Recorded data
******

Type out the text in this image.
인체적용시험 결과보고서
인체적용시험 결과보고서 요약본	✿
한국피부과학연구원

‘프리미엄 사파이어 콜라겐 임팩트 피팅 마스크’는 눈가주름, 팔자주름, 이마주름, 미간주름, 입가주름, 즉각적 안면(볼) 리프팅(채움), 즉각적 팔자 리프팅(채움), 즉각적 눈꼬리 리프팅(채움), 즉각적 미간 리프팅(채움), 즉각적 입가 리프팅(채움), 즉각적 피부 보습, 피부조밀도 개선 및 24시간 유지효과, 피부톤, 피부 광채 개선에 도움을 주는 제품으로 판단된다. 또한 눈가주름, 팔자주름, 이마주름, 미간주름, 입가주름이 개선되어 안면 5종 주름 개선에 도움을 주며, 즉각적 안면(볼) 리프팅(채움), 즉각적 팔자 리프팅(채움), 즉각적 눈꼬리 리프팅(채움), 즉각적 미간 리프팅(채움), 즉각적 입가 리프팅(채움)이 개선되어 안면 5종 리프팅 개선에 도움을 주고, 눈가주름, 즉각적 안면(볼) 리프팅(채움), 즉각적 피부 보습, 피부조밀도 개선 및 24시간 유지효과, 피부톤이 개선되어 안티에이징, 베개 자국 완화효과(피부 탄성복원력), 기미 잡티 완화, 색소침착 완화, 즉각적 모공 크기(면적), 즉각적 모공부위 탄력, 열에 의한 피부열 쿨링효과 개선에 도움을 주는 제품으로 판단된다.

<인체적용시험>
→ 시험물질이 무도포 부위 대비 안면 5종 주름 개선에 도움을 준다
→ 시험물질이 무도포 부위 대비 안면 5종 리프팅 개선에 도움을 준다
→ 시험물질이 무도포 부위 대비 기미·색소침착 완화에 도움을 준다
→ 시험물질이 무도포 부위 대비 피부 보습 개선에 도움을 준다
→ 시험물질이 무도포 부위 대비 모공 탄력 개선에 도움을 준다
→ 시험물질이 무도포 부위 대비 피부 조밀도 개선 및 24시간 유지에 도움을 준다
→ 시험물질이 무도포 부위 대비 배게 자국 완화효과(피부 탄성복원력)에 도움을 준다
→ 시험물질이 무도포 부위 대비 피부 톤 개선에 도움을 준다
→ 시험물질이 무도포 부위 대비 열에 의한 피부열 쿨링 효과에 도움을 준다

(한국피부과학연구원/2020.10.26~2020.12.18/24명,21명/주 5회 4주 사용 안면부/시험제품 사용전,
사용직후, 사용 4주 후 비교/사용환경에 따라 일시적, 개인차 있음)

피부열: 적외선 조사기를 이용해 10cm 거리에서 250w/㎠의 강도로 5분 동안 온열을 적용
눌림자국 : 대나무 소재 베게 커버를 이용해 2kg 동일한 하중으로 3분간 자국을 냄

******

• [SET PROBLEM]
Extract the whole listing, character for character.

• [SOLUTION TO THIS EXERCISE]
Type out the text in this image.
인체적용시험 결과보고서
인체적용시험 결과보고서 요약본	✿
한국피부과학연구원

‘프리미엄 사파이어 콜라겐 임팩트 피팅 마스크’는 눈가주름, 팔자주름, 이마주름, 미간주름, 입가주름, 즉각적 안면(볼) 리프팅(채움), 즉각적 팔자 리프팅(채움), 즉각적 눈꼬리 리프팅(채움), 즉각적 미간 리프팅(채움), 즉각적 입가 리프팅(채움), 즉각적 피부 보습, 피부조밀도 개선 및 24시간 유지효과, 피부톤, 피부 광채 개선에 도움을 주는 제품으로 판단된다. 또한 눈가주름, 팔자주름, 이마주름, 미간주름, 입가주름이 개선되어 안면 5종 주름 개선에 도움을 주며, 즉각적 안면(볼) 리프팅(채움), 즉각적 팔자 리프팅(채움), 즉각적 눈꼬리 리프팅(채움), 즉각적 미간 리프팅(채움), 즉각적 입가 리프팅(채움)이 개선되어 안면 5종 리프팅 개선에 도움을 주고, 눈가주름, 즉각적 안면(볼) 리프팅(채움), 즉각적 피부 보습, 피부조밀도 개선 및 24시간 유지효과, 피부톤이 개선되어 안티에이징, 베개 자국 완화효과(피부 탄성복원력), 기미 잡티 완화, 색소침착 완화, 즉각적 모공 크기(면적), 즉각적 모공부위 탄력, 열에 의한 피부열 쿨링효과 개선에 도움을 주는 제품으로 판단된다.

<인체적용시험>
→ 시험물질이 무도포 부위 대비 안면 5종 주름 개선에 도움을 준다
→ 시험물질이 무도포 부위 대비 안면 5종 리프팅 개선에 도움을 준다
→ 시험물질이 무도포 부위 대비 기미·색소침착 완화에 도움을 준다
→ 시험물질이 무도포 부위 대비 피부 보습 개선에 도움을 준다
→ 시험물질이 무도포 부위 대비 모공 탄력 개선에 도움을 준다
→ 시험물질이 무도포 부위 대비 피부 조밀도 개선 및 24시간 유지에 도움을 준다
→ 시험물질이 무도포 부위 대비 배게 자국 완화효과(피부 탄성복원력)에 도움을 준다
→ 시험물질이 무도포 부위 대비 피부 톤 개선에 도움을 준다
→ 시험물질이 무도포 부위 대비 열에 의한 피부열 쿨링 효과에 도움을 준다

(한국피부과학연구원/2020.10.26~2020.12.18/24명,21명/주 5회 4주 사용 안면부/시험제품 사용전,
사용직후, 사용 4주 후 비교/사용환경에 따라 일시적, 개인차 있음)

피부열: 적외선 조사기를 이용해 10cm 거리에서 250w/㎠의 강도로 5분 동안 온열을 적용
눌림자국 : 대나무 소재 베게 커버를 이용해 2kg 동일한 하중으로 3분간 자국을 냄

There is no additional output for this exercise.